Do this ::
Give the number of lines in the entries that contain "مررت". State only the count.
BEGIN Entries
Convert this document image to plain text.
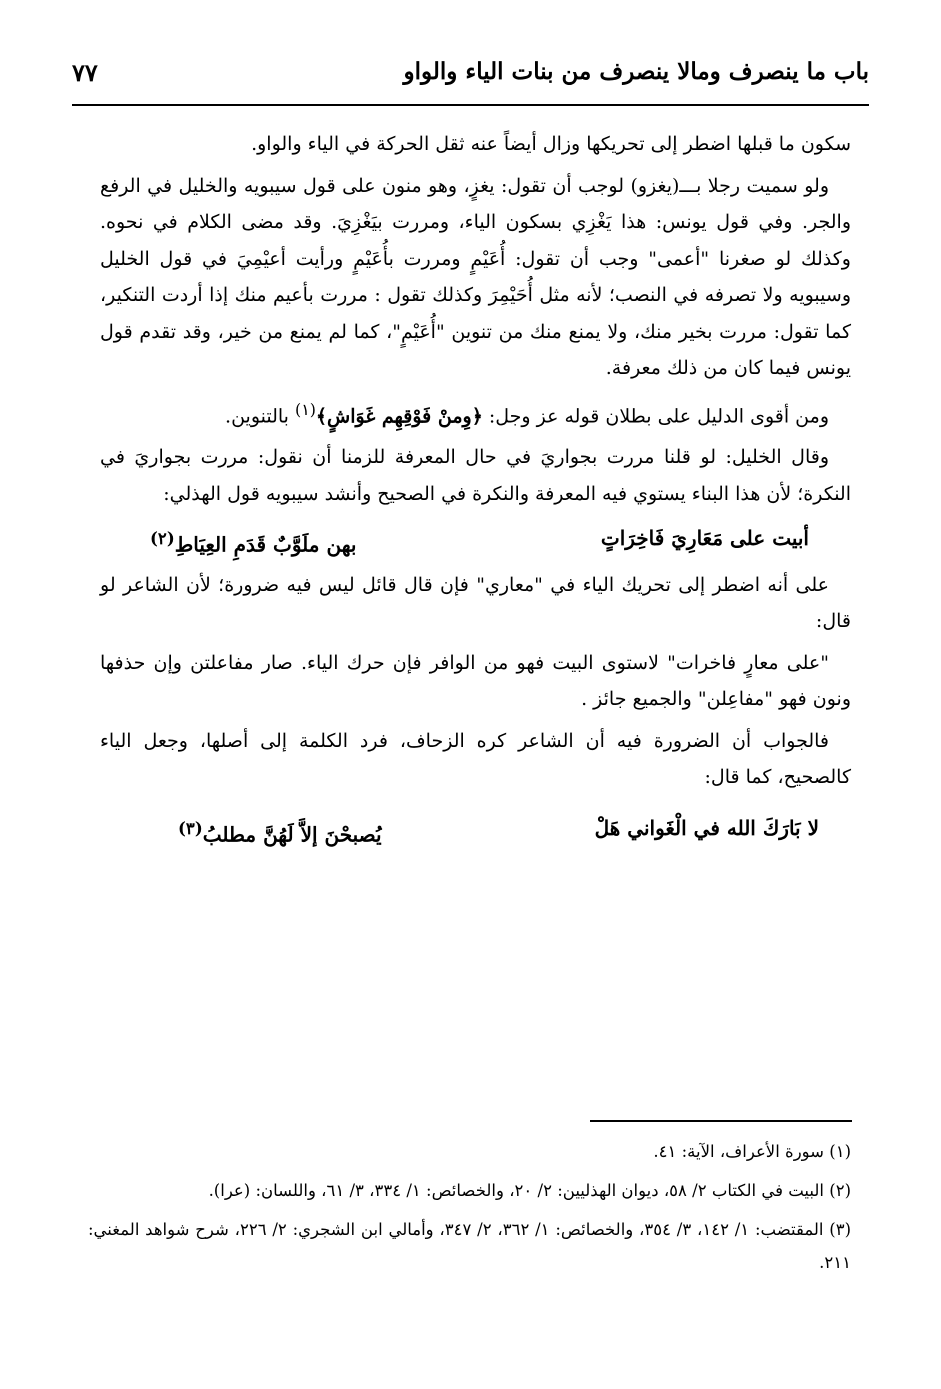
باب ما ينصرف ومالا ينصرف من بنات الياء والواو
٧٧

سكون ما قبلها اضطر إلى تحريكها وزال أيضاً عنه ثقل الحركة في الياء والواو.

ولو سميت رجلا بـــ(يغزو) لوجب أن تقول: يغزٍ، وهو منون على قول سيبويه والخليل في الرفع والجر. وفي قول يونس: هذا يَغْزِي بسكون الياء، ومررت بيَغْزِيَ. وقد مضى الكلام في نحوه. وكذلك لو صغرنا "أعمى" وجب أن تقول: أُعَيْمٍ ومررت بأُعَيْمٍ ورأيت أعيْمِيَ في قول الخليل وسيبويه ولا تصرفه في النصب؛ لأنه مثل أُحَيْمِرَ وكذلك تقول : مررت بأعيم منك إذا أردت التنكير، كما تقول: مررت بخير منك، ولا يمنع منك من تنوين "أُعَيْمٍ"، كما لم يمنع من خير، وقد تقدم قول يونس فيما كان من ذلك معرفة.

ومن أقوى الدليل على بطلان قوله عز وجل: ﴿وِمنْ فَوْقِهِم غَوَاشٍ﴾$^{(١)}$ بالتنوين.

وقال الخليل: لو قلنا مررت بجواريَ في حال المعرفة للزمنا أن نقول: مررت بجواريَ في النكرة؛ لأن هذا البناء يستوي فيه المعرفة والنكرة في الصحيح وأنشد سيبويه قول الهذلي:

أبيت على مَعَارِيَ فَاخِرَاتٍ
بهن ملَوَّبٌ قَدَمِ العِيَاطِ$^{(٢)}$

على أنه اضطر إلى تحريك الياء في "معاري" فإن قال قائل ليس فيه ضرورة؛ لأن الشاعر لو قال:

"على معارٍ فاخرات" لاستوى البيت فهو من الوافر فإن حرك الياء. صار مفاعلتن وإن حذفها ونون فهو "مفاعِلن" والجميع جائز .

فالجواب أن الضرورة فيه أن الشاعر كره الزحاف، فرد الكلمة إلى أصلها، وجعل الياء كالصحيح، كما قال:

لا بَارَكَ الله في الْغَواني هَلْ
يُصبحْنَ إلاَّ لَهُنَّ مطلبُ$^{(٣)}$

(١) سورة الأعراف، الآية: ٤١.

(٢) البيت في الكتاب ٢/ ٥٨، ديوان الهذليين: ٢/ ٢٠، والخصائص: ١/ ٣٣٤، ٣/ ٦١، واللسان: (عرا).

(٣) المقتضب: ١/ ١٤٢، ٣/ ٣٥٤، والخصائص: ١/ ٣٦٢، ٢/ ٣٤٧، وأمالي ابن الشجري: ٢/ ٢٢٦، شرح شواهد المغني: ٢١١.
END Entries
Answer for the task ::
2